Rows from a dataset
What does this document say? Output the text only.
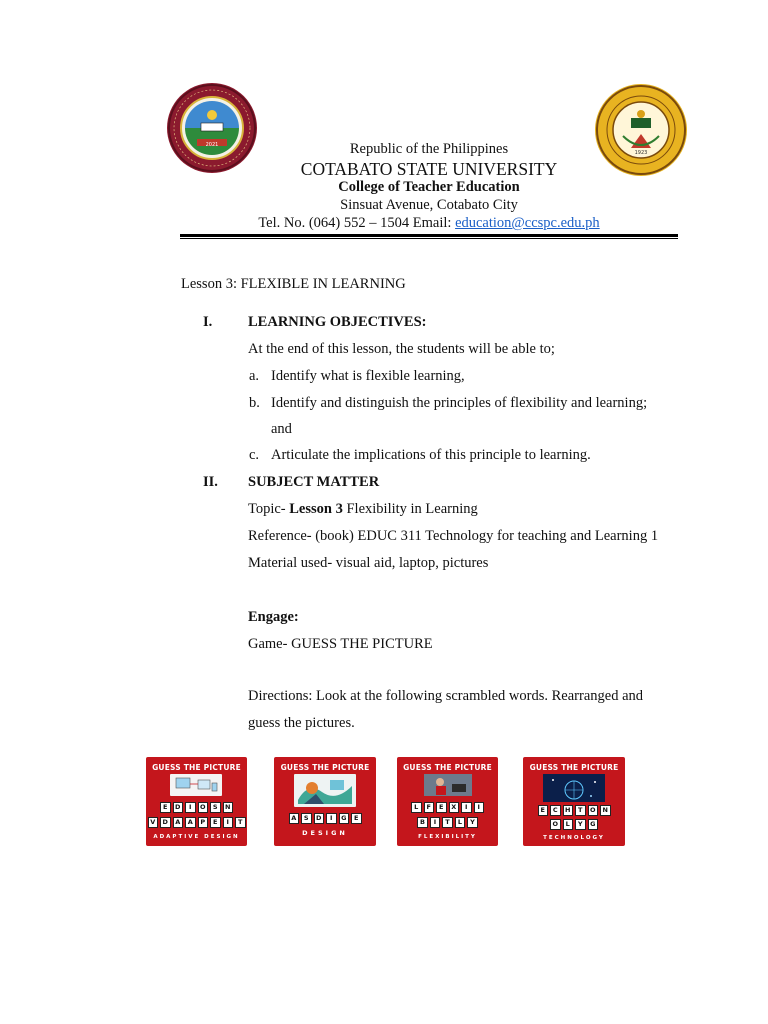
2021
1923
Republic of the Philippines
COTABATO STATE UNIVERSITY
College of Teacher Education
Sinsuat Avenue, Cotabato City
Tel. No. (064) 552 – 1504 Email: education@ccspc.edu.ph
Lesson 3: FLEXIBLE IN LEARNING
I. LEARNING OBJECTIVES:
At the end of this lesson, the students will be able to;
a. Identify what is flexible learning,
b. Identify and distinguish the principles of flexibility and learning;
and
c. Articulate the implications of this principle to learning.
II. SUBJECT MATTER
Topic- Lesson 3 Flexibility in Learning
Reference- (book) EDUC 311 Technology for teaching and Learning 1
Material used- visual aid, laptop, pictures
Engage:
Game- GUESS THE PICTURE
Directions: Look at the following scrambled words. Rearranged and
guess the pictures.
GUESS THE PICTURE
E D I O S N
V D A A P E I T
ADAPTIVE DESIGN
GUESS THE PICTURE
A S D I G E
DESIGN
GUESS THE PICTURE
L F E X I I
B I T L Y
FLEXIBILITY
GUESS THE PICTURE
E C H T O N
O L Y G
TECHNOLOGY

WHAT TO DO
Provide the number of lines in these entries that hold the word "this", without any accompanying text.

TASK ANSWER
3